(Records excerpted from a collection)

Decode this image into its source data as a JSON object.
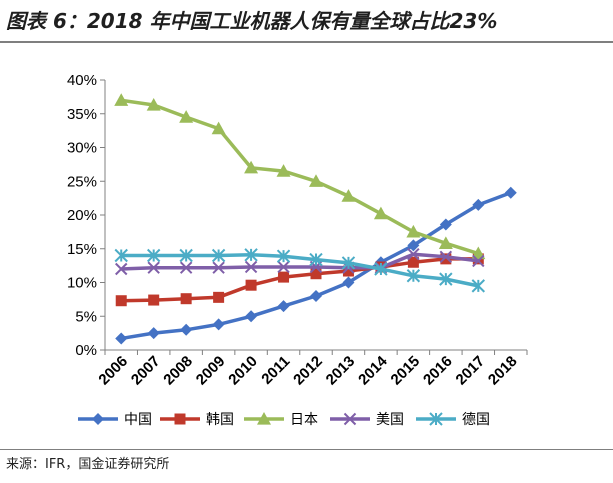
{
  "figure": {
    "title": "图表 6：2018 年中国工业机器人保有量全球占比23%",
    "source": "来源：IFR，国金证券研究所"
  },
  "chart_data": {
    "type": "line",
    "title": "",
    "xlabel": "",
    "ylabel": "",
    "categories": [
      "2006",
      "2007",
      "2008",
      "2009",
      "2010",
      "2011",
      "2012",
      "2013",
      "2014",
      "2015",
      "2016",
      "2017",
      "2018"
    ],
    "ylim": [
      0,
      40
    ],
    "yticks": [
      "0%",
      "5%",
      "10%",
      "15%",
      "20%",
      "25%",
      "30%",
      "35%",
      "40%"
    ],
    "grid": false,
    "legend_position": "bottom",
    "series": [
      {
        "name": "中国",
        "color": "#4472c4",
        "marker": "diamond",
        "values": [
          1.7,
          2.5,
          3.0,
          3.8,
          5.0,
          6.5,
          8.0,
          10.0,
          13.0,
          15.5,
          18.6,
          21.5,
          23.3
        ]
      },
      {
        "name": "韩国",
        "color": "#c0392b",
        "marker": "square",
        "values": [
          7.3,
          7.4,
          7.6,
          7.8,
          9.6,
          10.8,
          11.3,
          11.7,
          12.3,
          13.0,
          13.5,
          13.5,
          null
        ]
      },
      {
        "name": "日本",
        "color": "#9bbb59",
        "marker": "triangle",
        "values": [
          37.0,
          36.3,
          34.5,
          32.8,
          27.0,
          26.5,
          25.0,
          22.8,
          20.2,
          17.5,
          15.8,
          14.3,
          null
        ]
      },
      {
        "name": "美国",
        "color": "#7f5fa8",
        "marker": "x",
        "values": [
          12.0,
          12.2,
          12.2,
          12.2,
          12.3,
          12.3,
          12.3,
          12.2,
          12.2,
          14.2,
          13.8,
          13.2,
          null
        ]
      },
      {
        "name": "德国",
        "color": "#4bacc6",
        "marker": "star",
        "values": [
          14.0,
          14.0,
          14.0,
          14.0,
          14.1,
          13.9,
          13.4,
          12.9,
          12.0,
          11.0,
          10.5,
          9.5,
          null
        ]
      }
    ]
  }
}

▸ TASK REQUIREMENTS: Leave out the pictures and copy the rest of the material above exactly.

▸ SOLUTION TO THE EXERCISE:
Decode this image into its source data as a JSON object.
{
  "figure": {
    "title": "图表 6：2018 年中国工业机器人保有量全球占比23%",
    "source": "来源：IFR，国金证券研究所"
  },
  "chart_data": {
    "type": "line",
    "title": "",
    "xlabel": "",
    "ylabel": "",
    "categories": [
      "2006",
      "2007",
      "2008",
      "2009",
      "2010",
      "2011",
      "2012",
      "2013",
      "2014",
      "2015",
      "2016",
      "2017",
      "2018"
    ],
    "ylim": [
      0,
      40
    ],
    "yticks": [
      "0%",
      "5%",
      "10%",
      "15%",
      "20%",
      "25%",
      "30%",
      "35%",
      "40%"
    ],
    "grid": false,
    "legend_position": "bottom",
    "series": [
      {
        "name": "中国",
        "color": "#4472c4",
        "marker": "diamond",
        "values": [
          1.7,
          2.5,
          3.0,
          3.8,
          5.0,
          6.5,
          8.0,
          10.0,
          13.0,
          15.5,
          18.6,
          21.5,
          23.3
        ]
      },
      {
        "name": "韩国",
        "color": "#c0392b",
        "marker": "square",
        "values": [
          7.3,
          7.4,
          7.6,
          7.8,
          9.6,
          10.8,
          11.3,
          11.7,
          12.3,
          13.0,
          13.5,
          13.5,
          null
        ]
      },
      {
        "name": "日本",
        "color": "#9bbb59",
        "marker": "triangle",
        "values": [
          37.0,
          36.3,
          34.5,
          32.8,
          27.0,
          26.5,
          25.0,
          22.8,
          20.2,
          17.5,
          15.8,
          14.3,
          null
        ]
      },
      {
        "name": "美国",
        "color": "#7f5fa8",
        "marker": "x",
        "values": [
          12.0,
          12.2,
          12.2,
          12.2,
          12.3,
          12.3,
          12.3,
          12.2,
          12.2,
          14.2,
          13.8,
          13.2,
          null
        ]
      },
      {
        "name": "德国",
        "color": "#4bacc6",
        "marker": "star",
        "values": [
          14.0,
          14.0,
          14.0,
          14.0,
          14.1,
          13.9,
          13.4,
          12.9,
          12.0,
          11.0,
          10.5,
          9.5,
          null
        ]
      }
    ]
  }
}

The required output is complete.